**Written task:**
How many lines in the records below hold the string "岳阳市公安局交通警察支队"? Answer with the number alone.

**Input:**
* BEGIN *

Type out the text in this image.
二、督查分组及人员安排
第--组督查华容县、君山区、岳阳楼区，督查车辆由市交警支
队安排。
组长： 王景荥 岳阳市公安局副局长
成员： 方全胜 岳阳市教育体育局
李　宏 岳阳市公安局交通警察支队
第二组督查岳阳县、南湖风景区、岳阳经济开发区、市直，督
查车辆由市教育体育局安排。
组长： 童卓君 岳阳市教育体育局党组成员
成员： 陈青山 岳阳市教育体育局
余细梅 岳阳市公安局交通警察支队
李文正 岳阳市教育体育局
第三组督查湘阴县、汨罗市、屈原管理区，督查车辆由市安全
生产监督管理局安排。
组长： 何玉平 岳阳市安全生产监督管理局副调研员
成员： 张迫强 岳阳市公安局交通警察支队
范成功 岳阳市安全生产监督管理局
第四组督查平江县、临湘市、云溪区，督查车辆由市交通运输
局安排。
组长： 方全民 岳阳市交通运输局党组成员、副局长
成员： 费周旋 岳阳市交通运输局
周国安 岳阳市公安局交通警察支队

* END *

**The response:**
4